======== DATA ENTRIES ========

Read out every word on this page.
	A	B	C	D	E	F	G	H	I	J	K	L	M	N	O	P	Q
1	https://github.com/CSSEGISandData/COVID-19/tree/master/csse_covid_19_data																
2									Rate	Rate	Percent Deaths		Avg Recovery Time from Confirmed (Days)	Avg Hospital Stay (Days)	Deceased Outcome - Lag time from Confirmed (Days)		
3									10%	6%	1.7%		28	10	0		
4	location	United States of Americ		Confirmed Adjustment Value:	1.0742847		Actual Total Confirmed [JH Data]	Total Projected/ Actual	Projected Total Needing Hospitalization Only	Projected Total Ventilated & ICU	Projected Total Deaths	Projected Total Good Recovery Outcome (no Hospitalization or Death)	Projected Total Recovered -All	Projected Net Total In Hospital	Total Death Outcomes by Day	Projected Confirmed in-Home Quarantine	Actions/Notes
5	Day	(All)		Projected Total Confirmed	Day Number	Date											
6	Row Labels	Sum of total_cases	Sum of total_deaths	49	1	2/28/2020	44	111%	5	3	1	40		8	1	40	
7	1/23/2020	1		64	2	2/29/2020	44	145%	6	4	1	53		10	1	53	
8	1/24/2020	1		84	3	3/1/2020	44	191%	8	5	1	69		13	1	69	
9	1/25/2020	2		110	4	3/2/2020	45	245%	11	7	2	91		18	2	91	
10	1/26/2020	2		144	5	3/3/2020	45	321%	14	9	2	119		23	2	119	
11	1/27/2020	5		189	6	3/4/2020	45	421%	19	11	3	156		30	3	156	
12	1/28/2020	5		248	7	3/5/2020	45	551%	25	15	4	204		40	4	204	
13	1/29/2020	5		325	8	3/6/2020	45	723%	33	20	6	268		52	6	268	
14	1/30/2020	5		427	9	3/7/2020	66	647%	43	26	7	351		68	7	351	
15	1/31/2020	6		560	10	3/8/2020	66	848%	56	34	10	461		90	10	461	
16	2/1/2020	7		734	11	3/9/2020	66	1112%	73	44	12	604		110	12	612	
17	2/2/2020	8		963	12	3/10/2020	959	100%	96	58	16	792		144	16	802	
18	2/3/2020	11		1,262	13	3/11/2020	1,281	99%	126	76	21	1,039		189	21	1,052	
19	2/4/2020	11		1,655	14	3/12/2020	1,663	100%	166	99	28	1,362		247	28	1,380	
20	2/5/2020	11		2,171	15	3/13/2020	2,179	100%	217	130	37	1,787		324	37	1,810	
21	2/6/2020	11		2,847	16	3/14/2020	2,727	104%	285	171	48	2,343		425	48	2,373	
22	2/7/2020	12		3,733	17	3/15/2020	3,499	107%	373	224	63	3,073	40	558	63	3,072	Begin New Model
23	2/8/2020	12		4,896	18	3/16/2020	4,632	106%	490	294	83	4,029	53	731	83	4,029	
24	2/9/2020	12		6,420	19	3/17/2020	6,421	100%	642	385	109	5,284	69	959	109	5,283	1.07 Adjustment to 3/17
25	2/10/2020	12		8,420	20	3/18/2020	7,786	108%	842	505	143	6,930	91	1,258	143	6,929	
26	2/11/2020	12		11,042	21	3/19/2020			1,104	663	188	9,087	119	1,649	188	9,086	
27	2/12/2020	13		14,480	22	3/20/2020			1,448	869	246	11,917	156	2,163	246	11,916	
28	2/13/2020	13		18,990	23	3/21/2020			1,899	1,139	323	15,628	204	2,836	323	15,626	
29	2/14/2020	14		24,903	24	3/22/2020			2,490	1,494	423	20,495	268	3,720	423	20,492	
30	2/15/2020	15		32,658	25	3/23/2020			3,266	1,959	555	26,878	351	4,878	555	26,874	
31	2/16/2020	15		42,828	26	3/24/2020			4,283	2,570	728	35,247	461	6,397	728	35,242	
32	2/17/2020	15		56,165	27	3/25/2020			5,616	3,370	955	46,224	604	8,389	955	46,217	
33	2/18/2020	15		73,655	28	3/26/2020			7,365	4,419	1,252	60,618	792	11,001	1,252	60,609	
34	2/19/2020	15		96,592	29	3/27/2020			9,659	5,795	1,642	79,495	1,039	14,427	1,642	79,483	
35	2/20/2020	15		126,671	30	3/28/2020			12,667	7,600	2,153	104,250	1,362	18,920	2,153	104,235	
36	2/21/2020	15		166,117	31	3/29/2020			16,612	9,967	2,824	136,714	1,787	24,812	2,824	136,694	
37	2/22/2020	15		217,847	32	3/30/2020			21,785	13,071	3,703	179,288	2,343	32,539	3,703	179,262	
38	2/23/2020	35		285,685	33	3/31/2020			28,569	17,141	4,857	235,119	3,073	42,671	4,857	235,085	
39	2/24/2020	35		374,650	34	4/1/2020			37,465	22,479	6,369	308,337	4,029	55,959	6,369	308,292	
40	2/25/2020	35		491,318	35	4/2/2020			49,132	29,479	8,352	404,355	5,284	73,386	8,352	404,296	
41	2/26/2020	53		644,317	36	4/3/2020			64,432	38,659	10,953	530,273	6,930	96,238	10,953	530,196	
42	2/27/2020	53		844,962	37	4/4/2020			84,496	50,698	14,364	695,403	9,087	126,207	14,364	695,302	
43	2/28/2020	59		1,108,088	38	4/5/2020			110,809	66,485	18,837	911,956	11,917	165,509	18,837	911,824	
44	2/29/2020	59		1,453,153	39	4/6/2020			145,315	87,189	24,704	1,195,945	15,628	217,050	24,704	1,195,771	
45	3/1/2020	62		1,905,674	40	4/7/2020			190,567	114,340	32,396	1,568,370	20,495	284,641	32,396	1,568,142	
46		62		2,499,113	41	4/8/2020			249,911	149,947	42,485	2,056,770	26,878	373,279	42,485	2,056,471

========

> _DESCRIPTION OF THE TASK_: Take the entries above and transcribe them in full.

> _ANSWER TO THE TASK_:
Read out every word on this page.
	A	B	C	D	E	F	G	H	I	J	K	L	M	N	O	P	Q
1	https://github.com/CSSEGISandData/COVID-19/tree/master/csse_covid_19_data																
2									Rate	Rate	Percent Deaths		Avg Recovery Time from Confirmed (Days)	Avg Hospital Stay (Days)	Deceased Outcome - Lag time from Confirmed (Days)		
3									10%	6%	1.7%		28	10	0		
4	location	United States of Americ		Confirmed Adjustment Value:	1.0742847		Actual Total Confirmed [JH Data]	Total Projected/ Actual	Projected Total Needing Hospitalization Only	Projected Total Ventilated & ICU	Projected Total Deaths	Projected Total Good Recovery Outcome (no Hospitalization or Death)	Projected Total Recovered -All	Projected Net Total In Hospital	Total Death Outcomes by Day	Projected Confirmed in-Home Quarantine	Actions/Notes
5	Day	(All)		Projected Total Confirmed	Day Number	Date											
6	Row Labels	Sum of total_cases	Sum of total_deaths	49	1	2/28/2020	44	111%	5	3	1	40		8	1	40	
7	1/23/2020	1		64	2	2/29/2020	44	145%	6	4	1	53		10	1	53	
8	1/24/2020	1		84	3	3/1/2020	44	191%	8	5	1	69		13	1	69	
9	1/25/2020	2		110	4	3/2/2020	45	245%	11	7	2	91		18	2	91	
10	1/26/2020	2		144	5	3/3/2020	45	321%	14	9	2	119		23	2	119	
11	1/27/2020	5		189	6	3/4/2020	45	421%	19	11	3	156		30	3	156	
12	1/28/2020	5		248	7	3/5/2020	45	551%	25	15	4	204		40	4	204	
13	1/29/2020	5		325	8	3/6/2020	45	723%	33	20	6	268		52	6	268	
14	1/30/2020	5		427	9	3/7/2020	66	647%	43	26	7	351		68	7	351	
15	1/31/2020	6		560	10	3/8/2020	66	848%	56	34	10	461		90	10	461	
16	2/1/2020	7		734	11	3/9/2020	66	1112%	73	44	12	604		110	12	612	
17	2/2/2020	8		963	12	3/10/2020	959	100%	96	58	16	792		144	16	802	
18	2/3/2020	11		1,262	13	3/11/2020	1,281	99%	126	76	21	1,039		189	21	1,052	
19	2/4/2020	11		1,655	14	3/12/2020	1,663	100%	166	99	28	1,362		247	28	1,380	
20	2/5/2020	11		2,171	15	3/13/2020	2,179	100%	217	130	37	1,787		324	37	1,810	
21	2/6/2020	11		2,847	16	3/14/2020	2,727	104%	285	171	48	2,343		425	48	2,373	
22	2/7/2020	12		3,733	17	3/15/2020	3,499	107%	373	224	63	3,073	40	558	63	3,072	Begin New Model
23	2/8/2020	12		4,896	18	3/16/2020	4,632	106%	490	294	83	4,029	53	731	83	4,029	
24	2/9/2020	12		6,420	19	3/17/2020	6,421	100%	642	385	109	5,284	69	959	109	5,283	1.07 Adjustment to 3/17
25	2/10/2020	12		8,420	20	3/18/2020	7,786	108%	842	505	143	6,930	91	1,258	143	6,929	
26	2/11/2020	12		11,042	21	3/19/2020			1,104	663	188	9,087	119	1,649	188	9,086	
27	2/12/2020	13		14,480	22	3/20/2020			1,448	869	246	11,917	156	2,163	246	11,916	
28	2/13/2020	13		18,990	23	3/21/2020			1,899	1,139	323	15,628	204	2,836	323	15,626	
29	2/14/2020	14		24,903	24	3/22/2020			2,490	1,494	423	20,495	268	3,720	423	20,492	
30	2/15/2020	15		32,658	25	3/23/2020			3,266	1,959	555	26,878	351	4,878	555	26,874	
31	2/16/2020	15		42,828	26	3/24/2020			4,283	2,570	728	35,247	461	6,397	728	35,242	
32	2/17/2020	15		56,165	27	3/25/2020			5,616	3,370	955	46,224	604	8,389	955	46,217	
33	2/18/2020	15		73,655	28	3/26/2020			7,365	4,419	1,252	60,618	792	11,001	1,252	60,609	
34	2/19/2020	15		96,592	29	3/27/2020			9,659	5,795	1,642	79,495	1,039	14,427	1,642	79,483	
35	2/20/2020	15		126,671	30	3/28/2020			12,667	7,600	2,153	104,250	1,362	18,920	2,153	104,235	
36	2/21/2020	15		166,117	31	3/29/2020			16,612	9,967	2,824	136,714	1,787	24,812	2,824	136,694	
37	2/22/2020	15		217,847	32	3/30/2020			21,785	13,071	3,703	179,288	2,343	32,539	3,703	179,262	
38	2/23/2020	35		285,685	33	3/31/2020			28,569	17,141	4,857	235,119	3,073	42,671	4,857	235,085	
39	2/24/2020	35		374,650	34	4/1/2020			37,465	22,479	6,369	308,337	4,029	55,959	6,369	308,292	
40	2/25/2020	35		491,318	35	4/2/2020			49,132	29,479	8,352	404,355	5,284	73,386	8,352	404,296	
41	2/26/2020	53		644,317	36	4/3/2020			64,432	38,659	10,953	530,273	6,930	96,238	10,953	530,196	
42	2/27/2020	53		844,962	37	4/4/2020			84,496	50,698	14,364	695,403	9,087	126,207	14,364	695,302	
43	2/28/2020	59		1,108,088	38	4/5/2020			110,809	66,485	18,837	911,956	11,917	165,509	18,837	911,824	
44	2/29/2020	59		1,453,153	39	4/6/2020			145,315	87,189	24,704	1,195,945	15,628	217,050	24,704	1,195,771	
45	3/1/2020	62		1,905,674	40	4/7/2020			190,567	114,340	32,396	1,568,370	20,495	284,641	32,396	1,568,142	
46		62		2,499,113	41	4/8/2020			249,911	149,947	42,485	2,056,770	26,878	373,279	42,485	2,056,471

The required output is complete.